- RECORDS TO PROCESS -

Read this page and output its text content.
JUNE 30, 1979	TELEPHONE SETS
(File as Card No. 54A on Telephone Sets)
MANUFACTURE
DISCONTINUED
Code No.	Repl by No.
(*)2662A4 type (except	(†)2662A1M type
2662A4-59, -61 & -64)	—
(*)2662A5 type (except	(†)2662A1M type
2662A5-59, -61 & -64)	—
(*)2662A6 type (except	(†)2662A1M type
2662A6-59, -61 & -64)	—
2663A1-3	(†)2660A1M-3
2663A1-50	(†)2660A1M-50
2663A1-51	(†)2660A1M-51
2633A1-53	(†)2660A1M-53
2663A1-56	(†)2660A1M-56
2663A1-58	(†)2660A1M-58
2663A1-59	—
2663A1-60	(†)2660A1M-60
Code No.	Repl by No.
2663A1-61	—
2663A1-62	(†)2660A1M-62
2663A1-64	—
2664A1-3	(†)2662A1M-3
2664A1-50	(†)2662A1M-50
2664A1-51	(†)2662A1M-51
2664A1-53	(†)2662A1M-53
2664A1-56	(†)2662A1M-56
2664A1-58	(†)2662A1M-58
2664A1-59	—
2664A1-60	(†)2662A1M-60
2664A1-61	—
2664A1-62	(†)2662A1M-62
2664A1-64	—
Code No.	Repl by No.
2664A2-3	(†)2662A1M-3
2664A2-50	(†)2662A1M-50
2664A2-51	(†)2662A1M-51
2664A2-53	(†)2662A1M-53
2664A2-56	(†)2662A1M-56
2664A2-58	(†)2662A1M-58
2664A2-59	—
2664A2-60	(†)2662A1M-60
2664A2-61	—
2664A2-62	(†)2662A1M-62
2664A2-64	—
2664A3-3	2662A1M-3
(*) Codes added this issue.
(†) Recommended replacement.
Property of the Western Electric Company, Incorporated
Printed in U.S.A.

- TASK STATEMENT -
Write out all of the records above exactly as they appear.

- WORKED SOLUTION -
Read this page and output its text content.
JUNE 30, 1979	TELEPHONE SETS
(File as Card No. 54A on Telephone Sets)
MANUFACTURE
DISCONTINUED
Code No.	Repl by No.
(*)2662A4 type (except	(†)2662A1M type
2662A4-59, -61 & -64)	—
(*)2662A5 type (except	(†)2662A1M type
2662A5-59, -61 & -64)	—
(*)2662A6 type (except	(†)2662A1M type
2662A6-59, -61 & -64)	—
2663A1-3	(†)2660A1M-3
2663A1-50	(†)2660A1M-50
2663A1-51	(†)2660A1M-51
2633A1-53	(†)2660A1M-53
2663A1-56	(†)2660A1M-56
2663A1-58	(†)2660A1M-58
2663A1-59	—
2663A1-60	(†)2660A1M-60
Code No.	Repl by No.
2663A1-61	—
2663A1-62	(†)2660A1M-62
2663A1-64	—
2664A1-3	(†)2662A1M-3
2664A1-50	(†)2662A1M-50
2664A1-51	(†)2662A1M-51
2664A1-53	(†)2662A1M-53
2664A1-56	(†)2662A1M-56
2664A1-58	(†)2662A1M-58
2664A1-59	—
2664A1-60	(†)2662A1M-60
2664A1-61	—
2664A1-62	(†)2662A1M-62
2664A1-64	—
Code No.	Repl by No.
2664A2-3	(†)2662A1M-3
2664A2-50	(†)2662A1M-50
2664A2-51	(†)2662A1M-51
2664A2-53	(†)2662A1M-53
2664A2-56	(†)2662A1M-56
2664A2-58	(†)2662A1M-58
2664A2-59	—
2664A2-60	(†)2662A1M-60
2664A2-61	—
2664A2-62	(†)2662A1M-62
2664A2-64	—
2664A3-3	2662A1M-3
(*) Codes added this issue.
(†) Recommended replacement.
Property of the Western Electric Company, Incorporated
Printed in U.S.A.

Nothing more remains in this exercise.